# [Your instructions]
Present every line in which the string "搭接设置" appears.

# [Provided information]
──────
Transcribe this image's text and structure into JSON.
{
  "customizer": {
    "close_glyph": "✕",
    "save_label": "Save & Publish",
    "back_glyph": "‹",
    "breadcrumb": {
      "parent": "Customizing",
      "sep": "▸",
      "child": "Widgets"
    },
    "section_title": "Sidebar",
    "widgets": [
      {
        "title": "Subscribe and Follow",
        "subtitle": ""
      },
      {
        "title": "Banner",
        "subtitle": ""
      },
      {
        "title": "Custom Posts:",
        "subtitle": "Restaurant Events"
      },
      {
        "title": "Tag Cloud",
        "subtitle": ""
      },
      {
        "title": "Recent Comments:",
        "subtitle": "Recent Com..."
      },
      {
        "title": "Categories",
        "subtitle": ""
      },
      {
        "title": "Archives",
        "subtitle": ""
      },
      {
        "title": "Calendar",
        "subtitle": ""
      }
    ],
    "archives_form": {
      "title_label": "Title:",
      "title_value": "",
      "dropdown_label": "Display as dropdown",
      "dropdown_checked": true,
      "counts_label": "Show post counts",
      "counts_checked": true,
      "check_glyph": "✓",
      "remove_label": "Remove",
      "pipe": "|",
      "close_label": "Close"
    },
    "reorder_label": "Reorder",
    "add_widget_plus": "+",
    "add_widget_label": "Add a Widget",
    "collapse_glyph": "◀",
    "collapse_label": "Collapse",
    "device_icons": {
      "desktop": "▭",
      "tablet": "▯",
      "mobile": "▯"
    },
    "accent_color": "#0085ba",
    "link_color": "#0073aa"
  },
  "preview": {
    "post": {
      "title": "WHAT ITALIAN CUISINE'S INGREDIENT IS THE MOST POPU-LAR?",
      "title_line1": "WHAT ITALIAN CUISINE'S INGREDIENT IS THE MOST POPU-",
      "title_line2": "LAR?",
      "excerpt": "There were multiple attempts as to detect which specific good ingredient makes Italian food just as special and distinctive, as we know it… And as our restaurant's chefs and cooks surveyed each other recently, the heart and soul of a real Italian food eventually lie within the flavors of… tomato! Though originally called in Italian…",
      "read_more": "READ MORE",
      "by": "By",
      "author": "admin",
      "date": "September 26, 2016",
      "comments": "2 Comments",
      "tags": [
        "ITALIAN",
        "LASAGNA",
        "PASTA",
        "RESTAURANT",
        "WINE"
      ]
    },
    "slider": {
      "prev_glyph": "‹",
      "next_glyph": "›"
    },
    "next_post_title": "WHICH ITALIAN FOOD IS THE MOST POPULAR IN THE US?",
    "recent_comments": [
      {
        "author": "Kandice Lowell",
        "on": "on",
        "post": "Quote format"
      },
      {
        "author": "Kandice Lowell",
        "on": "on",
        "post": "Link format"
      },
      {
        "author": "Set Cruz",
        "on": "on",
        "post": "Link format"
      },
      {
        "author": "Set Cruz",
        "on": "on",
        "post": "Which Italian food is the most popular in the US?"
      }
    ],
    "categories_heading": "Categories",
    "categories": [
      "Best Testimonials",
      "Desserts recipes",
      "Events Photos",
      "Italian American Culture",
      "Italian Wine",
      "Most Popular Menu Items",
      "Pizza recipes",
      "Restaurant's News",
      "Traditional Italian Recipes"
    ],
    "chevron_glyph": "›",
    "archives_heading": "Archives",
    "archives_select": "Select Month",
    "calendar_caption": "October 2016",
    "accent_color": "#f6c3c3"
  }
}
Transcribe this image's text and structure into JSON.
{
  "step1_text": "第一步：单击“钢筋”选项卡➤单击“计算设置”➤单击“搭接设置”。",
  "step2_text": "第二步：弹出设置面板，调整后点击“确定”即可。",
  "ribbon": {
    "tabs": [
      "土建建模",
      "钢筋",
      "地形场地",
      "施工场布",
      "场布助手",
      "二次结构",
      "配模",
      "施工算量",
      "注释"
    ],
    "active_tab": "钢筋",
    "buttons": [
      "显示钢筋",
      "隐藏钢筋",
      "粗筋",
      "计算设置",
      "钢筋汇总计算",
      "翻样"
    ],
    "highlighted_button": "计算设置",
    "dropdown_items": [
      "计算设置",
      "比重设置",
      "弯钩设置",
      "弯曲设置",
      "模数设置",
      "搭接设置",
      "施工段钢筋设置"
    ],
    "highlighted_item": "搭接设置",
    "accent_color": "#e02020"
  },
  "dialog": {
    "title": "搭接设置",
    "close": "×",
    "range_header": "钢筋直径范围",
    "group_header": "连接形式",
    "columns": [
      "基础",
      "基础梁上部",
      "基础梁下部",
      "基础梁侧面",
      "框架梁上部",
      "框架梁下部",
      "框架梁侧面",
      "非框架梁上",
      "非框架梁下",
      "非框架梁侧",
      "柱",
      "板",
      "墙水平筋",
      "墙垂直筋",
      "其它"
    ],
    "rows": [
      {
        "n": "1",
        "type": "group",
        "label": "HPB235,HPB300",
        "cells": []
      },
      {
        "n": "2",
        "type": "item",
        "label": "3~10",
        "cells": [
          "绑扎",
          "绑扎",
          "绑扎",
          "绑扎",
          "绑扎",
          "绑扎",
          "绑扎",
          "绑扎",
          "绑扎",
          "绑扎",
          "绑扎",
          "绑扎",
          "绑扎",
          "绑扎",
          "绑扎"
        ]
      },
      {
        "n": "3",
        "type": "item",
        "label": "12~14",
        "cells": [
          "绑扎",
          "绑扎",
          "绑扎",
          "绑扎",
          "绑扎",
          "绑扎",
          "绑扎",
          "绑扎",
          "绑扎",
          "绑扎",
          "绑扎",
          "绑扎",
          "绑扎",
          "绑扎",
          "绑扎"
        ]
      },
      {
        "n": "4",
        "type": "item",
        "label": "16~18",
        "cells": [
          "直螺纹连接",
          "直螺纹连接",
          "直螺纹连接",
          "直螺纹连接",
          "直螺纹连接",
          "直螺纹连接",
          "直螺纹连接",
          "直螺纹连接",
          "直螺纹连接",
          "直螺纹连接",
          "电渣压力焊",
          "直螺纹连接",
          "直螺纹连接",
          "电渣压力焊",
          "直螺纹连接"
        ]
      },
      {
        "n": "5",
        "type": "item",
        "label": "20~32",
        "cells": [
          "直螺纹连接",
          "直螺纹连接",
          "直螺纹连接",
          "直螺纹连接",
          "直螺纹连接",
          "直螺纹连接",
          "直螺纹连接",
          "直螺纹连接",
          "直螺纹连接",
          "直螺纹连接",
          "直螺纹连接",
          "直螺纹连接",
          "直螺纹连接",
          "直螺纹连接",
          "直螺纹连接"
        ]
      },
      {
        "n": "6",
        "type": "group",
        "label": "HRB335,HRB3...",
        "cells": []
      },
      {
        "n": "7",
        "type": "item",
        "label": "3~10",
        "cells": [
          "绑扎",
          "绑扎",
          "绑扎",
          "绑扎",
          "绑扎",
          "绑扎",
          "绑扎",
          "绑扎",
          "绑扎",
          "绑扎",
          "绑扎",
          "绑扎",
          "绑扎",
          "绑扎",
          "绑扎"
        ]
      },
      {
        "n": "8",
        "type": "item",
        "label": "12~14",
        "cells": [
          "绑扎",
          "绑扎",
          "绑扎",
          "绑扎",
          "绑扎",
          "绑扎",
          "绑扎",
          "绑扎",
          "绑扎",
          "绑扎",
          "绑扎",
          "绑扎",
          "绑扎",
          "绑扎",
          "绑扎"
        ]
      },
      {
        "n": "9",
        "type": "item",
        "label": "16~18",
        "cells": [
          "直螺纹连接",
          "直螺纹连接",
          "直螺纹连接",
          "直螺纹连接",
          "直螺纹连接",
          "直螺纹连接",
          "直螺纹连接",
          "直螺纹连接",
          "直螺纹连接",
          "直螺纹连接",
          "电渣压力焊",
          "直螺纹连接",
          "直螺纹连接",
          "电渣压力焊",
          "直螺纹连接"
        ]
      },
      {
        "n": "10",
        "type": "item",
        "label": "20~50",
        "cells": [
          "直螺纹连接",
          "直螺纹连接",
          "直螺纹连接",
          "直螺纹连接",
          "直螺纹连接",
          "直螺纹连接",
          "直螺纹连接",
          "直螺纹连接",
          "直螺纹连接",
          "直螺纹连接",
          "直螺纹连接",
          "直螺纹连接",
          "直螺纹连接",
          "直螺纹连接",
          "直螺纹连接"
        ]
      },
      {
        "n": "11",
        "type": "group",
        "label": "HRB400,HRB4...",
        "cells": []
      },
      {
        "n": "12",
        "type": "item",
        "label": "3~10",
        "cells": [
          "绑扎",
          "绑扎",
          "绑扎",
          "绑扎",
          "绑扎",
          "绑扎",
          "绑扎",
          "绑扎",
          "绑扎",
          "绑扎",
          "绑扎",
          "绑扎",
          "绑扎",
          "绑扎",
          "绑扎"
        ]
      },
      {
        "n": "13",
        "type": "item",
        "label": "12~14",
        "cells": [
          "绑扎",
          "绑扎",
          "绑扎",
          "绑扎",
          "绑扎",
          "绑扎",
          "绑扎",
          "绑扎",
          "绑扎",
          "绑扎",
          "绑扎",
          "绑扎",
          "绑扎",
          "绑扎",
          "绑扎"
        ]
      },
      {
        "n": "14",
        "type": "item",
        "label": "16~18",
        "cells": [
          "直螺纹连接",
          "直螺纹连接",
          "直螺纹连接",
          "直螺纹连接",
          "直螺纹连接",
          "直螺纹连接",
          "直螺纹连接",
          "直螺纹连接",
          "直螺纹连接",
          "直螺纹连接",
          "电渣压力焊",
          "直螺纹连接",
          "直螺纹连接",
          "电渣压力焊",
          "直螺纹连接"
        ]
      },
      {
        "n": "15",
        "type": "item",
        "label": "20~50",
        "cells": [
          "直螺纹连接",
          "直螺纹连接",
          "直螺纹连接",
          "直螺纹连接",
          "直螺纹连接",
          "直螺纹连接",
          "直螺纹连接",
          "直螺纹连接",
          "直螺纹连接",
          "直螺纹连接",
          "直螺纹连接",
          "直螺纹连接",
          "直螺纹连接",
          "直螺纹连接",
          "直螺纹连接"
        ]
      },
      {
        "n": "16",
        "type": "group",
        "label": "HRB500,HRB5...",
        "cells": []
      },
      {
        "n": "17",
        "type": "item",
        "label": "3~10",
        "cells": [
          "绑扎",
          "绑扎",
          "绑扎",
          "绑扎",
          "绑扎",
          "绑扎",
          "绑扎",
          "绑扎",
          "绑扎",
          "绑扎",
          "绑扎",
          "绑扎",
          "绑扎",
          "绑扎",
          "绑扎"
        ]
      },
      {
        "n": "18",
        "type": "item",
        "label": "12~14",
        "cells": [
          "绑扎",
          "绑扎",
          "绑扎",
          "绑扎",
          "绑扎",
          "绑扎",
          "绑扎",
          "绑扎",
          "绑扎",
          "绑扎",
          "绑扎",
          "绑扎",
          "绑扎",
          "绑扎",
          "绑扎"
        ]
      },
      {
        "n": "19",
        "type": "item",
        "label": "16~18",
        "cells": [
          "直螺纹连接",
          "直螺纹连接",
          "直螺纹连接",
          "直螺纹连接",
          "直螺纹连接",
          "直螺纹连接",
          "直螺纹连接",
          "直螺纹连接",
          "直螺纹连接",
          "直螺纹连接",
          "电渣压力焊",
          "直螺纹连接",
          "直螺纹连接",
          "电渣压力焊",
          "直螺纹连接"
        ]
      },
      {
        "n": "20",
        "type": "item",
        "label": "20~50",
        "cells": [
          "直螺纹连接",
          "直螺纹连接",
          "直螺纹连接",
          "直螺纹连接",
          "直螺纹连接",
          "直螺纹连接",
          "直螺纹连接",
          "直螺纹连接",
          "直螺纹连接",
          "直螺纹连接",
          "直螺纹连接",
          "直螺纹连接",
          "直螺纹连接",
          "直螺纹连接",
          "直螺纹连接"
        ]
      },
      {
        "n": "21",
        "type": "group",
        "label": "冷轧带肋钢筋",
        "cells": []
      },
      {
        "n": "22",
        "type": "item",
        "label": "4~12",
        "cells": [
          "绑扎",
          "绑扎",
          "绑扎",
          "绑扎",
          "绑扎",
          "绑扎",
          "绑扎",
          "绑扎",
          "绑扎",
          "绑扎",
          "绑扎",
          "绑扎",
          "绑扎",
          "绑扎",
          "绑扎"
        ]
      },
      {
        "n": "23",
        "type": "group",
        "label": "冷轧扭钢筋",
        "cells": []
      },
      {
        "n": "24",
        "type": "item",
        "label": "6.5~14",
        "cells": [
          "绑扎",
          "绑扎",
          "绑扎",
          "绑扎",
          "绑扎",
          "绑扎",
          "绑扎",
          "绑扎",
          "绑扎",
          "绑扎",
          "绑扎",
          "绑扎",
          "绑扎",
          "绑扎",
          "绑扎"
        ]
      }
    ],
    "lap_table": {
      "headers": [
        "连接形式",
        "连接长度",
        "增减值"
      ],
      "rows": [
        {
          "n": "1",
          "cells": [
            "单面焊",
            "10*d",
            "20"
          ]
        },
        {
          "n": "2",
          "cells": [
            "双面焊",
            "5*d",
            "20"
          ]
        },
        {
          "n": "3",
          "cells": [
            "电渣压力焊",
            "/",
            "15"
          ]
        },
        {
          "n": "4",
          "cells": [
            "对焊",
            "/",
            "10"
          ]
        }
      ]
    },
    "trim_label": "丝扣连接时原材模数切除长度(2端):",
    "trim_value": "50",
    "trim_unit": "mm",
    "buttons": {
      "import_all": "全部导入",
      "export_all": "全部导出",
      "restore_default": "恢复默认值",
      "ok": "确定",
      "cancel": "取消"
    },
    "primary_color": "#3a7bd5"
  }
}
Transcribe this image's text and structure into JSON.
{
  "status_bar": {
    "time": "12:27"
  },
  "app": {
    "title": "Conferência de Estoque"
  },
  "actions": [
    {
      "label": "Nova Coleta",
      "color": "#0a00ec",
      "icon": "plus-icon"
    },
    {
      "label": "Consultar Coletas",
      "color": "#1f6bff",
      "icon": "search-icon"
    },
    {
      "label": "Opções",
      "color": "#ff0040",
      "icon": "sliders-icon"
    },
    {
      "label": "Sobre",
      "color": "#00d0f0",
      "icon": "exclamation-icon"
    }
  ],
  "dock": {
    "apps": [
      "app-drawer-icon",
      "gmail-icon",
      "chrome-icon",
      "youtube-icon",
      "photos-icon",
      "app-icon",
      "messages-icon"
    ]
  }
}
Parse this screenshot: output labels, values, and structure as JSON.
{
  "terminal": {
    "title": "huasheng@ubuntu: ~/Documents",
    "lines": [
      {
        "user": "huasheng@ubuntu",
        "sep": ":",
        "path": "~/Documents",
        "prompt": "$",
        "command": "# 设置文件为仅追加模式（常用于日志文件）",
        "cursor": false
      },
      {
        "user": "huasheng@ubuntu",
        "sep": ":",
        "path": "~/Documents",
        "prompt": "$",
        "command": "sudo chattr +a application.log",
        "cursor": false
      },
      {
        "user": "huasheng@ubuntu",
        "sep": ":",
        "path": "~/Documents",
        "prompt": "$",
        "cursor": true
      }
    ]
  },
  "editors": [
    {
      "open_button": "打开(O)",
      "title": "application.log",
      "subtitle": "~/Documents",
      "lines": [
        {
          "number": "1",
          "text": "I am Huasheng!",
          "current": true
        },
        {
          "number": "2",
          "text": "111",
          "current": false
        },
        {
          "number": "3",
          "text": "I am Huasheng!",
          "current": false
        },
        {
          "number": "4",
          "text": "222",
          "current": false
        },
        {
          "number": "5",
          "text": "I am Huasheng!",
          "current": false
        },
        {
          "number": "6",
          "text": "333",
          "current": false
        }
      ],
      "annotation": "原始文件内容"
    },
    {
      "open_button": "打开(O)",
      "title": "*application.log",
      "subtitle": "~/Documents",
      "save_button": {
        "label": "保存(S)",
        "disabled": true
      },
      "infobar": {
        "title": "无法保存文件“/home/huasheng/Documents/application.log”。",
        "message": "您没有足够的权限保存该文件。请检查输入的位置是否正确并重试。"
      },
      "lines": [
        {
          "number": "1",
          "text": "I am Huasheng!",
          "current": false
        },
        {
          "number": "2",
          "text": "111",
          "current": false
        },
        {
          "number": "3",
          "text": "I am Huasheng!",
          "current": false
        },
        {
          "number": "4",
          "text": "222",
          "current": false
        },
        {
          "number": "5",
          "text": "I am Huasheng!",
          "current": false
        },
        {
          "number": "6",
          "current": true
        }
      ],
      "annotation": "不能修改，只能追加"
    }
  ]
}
──────
# [The answer]
  "step1_text": "第一步：单击“钢筋”选项卡➤单击“计算设置”➤单击“搭接设置”。",
      "搭接设置",
    "highlighted_item": "搭接设置",
    "title": "搭接设置",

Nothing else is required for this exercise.